Dataset records:
--- --- ---
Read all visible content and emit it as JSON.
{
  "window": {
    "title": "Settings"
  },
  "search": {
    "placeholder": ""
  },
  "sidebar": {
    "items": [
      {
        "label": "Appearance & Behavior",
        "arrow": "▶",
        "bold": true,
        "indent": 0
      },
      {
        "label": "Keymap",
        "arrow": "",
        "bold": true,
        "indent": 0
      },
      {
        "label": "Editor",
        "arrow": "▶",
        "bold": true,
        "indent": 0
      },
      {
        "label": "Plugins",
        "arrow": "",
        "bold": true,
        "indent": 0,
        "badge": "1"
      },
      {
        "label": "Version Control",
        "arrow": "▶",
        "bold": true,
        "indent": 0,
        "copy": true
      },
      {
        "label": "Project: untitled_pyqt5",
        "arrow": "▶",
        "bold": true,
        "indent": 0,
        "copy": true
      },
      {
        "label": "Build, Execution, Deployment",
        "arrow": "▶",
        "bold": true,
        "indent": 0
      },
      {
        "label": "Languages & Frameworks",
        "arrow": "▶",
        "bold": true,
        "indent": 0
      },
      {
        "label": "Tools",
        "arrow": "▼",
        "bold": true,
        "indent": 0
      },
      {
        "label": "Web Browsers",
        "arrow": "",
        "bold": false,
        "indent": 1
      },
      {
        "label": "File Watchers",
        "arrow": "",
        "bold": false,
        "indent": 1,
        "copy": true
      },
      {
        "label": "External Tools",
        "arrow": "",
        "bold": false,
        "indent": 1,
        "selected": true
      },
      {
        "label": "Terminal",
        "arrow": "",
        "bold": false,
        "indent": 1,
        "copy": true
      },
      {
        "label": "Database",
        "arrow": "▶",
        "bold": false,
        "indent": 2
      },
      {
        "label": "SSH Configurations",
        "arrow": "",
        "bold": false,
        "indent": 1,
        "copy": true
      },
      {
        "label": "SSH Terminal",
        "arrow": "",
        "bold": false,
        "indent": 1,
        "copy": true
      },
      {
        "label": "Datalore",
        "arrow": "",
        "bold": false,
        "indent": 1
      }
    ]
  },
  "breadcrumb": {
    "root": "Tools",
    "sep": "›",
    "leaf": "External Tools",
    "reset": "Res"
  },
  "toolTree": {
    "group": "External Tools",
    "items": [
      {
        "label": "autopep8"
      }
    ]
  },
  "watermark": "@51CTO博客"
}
--- --- ---
## WHAT IS ASKED
Report how many lines in these entries contain "External". Answer with the number only.

## TASK SOLUTION
3